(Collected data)
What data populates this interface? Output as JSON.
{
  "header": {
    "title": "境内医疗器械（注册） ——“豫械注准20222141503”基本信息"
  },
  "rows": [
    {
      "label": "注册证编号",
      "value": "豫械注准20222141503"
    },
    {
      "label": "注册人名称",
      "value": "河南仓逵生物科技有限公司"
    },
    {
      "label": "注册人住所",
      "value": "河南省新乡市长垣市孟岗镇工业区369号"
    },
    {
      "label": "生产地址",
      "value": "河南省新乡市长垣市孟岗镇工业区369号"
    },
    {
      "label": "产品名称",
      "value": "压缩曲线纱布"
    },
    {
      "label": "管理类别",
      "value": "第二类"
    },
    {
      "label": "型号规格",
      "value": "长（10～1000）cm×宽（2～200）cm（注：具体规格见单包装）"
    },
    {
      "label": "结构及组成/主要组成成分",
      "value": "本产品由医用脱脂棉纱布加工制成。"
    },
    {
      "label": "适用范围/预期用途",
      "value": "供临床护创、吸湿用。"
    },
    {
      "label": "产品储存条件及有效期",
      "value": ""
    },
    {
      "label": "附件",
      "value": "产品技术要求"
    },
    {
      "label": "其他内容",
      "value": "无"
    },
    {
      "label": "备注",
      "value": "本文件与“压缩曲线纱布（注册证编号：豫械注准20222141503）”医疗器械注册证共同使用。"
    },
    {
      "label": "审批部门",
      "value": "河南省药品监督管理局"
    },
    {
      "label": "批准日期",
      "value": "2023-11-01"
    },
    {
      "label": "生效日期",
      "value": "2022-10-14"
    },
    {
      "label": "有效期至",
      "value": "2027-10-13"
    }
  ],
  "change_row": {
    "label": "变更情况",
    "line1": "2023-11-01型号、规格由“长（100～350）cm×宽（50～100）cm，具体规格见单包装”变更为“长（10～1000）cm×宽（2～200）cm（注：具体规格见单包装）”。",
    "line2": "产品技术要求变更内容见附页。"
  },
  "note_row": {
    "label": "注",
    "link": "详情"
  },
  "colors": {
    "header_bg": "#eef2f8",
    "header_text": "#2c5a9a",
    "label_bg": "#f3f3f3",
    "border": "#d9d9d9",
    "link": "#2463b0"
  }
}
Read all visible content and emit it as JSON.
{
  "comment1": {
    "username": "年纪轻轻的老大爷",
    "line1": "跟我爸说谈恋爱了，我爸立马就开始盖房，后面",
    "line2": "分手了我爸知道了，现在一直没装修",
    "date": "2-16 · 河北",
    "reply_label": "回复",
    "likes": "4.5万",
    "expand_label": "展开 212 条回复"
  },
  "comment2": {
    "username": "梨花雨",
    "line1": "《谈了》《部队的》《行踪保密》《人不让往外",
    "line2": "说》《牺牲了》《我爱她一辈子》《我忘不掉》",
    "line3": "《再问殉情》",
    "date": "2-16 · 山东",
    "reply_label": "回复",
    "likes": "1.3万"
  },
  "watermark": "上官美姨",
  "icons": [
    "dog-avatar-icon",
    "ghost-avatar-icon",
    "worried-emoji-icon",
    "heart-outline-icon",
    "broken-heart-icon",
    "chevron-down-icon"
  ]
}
* * *
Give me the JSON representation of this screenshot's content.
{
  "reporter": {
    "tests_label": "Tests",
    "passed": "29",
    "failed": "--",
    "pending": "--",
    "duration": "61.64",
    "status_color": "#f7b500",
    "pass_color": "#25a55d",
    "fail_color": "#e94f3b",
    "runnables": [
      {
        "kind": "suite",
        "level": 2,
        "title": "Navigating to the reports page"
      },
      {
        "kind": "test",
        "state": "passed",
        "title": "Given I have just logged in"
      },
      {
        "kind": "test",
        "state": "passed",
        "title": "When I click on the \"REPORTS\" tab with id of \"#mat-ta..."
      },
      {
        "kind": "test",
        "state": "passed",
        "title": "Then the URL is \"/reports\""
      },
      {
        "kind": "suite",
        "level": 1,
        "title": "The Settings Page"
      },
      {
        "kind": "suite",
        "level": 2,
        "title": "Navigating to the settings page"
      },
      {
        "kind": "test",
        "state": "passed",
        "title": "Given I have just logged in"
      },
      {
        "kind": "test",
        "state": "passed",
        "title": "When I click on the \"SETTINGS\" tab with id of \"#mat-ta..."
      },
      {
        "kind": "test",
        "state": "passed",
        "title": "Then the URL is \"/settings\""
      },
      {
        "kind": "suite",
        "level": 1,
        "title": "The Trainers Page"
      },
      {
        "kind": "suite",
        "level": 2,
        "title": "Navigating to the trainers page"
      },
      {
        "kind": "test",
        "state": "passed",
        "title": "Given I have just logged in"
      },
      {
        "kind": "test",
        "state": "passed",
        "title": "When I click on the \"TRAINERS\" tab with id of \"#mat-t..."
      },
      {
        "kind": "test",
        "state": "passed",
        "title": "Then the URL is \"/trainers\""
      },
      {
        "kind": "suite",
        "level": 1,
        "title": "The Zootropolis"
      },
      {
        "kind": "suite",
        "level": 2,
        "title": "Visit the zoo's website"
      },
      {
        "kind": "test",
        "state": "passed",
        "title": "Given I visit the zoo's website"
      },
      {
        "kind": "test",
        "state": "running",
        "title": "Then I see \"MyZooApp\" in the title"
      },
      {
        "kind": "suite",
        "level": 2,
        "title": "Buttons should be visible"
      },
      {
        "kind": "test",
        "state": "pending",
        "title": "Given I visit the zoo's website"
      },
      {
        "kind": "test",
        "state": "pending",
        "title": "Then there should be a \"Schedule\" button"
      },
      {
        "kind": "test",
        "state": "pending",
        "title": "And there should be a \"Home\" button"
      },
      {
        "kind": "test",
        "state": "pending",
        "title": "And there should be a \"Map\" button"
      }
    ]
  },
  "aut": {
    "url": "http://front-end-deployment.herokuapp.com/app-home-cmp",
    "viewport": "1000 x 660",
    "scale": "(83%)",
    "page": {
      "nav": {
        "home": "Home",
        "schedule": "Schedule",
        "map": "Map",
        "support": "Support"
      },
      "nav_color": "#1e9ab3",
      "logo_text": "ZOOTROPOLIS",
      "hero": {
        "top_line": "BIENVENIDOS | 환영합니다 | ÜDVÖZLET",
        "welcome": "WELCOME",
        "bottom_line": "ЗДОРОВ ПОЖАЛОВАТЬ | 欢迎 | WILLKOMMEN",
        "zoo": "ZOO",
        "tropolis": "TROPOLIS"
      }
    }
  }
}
==
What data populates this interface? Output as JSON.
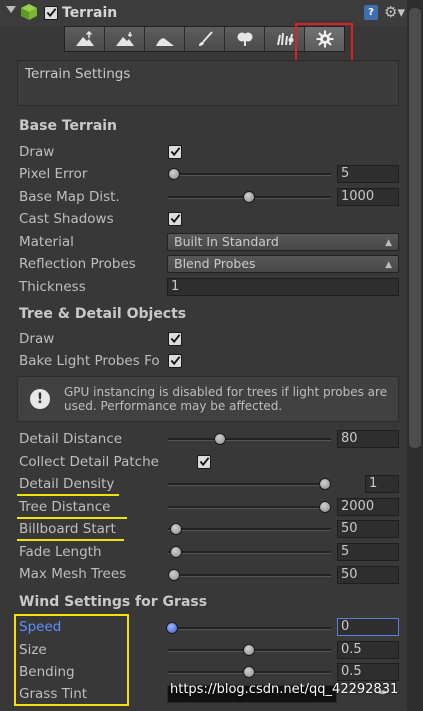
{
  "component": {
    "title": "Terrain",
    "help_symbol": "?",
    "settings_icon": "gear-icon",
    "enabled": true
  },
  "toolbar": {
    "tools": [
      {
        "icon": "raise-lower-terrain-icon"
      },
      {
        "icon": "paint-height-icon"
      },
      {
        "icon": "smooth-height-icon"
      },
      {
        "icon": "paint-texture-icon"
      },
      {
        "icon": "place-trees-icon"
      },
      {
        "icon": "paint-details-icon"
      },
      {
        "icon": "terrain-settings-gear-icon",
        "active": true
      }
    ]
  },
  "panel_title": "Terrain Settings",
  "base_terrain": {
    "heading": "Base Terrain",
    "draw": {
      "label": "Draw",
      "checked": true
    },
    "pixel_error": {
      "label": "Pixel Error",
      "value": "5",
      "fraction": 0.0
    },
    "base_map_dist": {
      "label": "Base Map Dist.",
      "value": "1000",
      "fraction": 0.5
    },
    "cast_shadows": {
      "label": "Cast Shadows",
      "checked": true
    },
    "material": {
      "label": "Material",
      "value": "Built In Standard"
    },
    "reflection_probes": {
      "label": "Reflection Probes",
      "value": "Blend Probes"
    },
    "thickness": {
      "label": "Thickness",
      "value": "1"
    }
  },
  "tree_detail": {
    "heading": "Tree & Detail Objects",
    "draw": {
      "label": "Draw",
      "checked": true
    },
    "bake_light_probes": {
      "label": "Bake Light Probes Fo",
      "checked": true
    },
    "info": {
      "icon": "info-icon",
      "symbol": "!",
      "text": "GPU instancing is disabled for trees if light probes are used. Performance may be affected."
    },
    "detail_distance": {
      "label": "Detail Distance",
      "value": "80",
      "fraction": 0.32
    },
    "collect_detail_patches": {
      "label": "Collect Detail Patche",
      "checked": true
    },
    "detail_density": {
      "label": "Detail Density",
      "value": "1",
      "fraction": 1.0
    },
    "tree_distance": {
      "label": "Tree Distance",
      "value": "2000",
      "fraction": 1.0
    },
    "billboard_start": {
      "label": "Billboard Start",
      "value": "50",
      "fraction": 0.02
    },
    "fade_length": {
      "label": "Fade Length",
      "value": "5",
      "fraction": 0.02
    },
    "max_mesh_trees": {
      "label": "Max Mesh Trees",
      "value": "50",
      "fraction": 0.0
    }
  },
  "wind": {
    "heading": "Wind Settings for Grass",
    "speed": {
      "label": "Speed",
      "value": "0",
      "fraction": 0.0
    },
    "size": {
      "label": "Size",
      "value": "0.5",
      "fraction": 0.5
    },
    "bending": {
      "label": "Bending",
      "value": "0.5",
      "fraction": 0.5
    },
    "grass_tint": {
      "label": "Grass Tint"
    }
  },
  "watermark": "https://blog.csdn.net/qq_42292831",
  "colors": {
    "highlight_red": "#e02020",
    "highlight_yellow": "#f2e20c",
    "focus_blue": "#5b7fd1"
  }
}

## Aim
Only lines with the string "Navigating" belong in your answer; copy each one.

## Written answer
        "title": "Navigating to the reports page"
        "title": "Navigating to the settings page"
        "title": "Navigating to the trainers page"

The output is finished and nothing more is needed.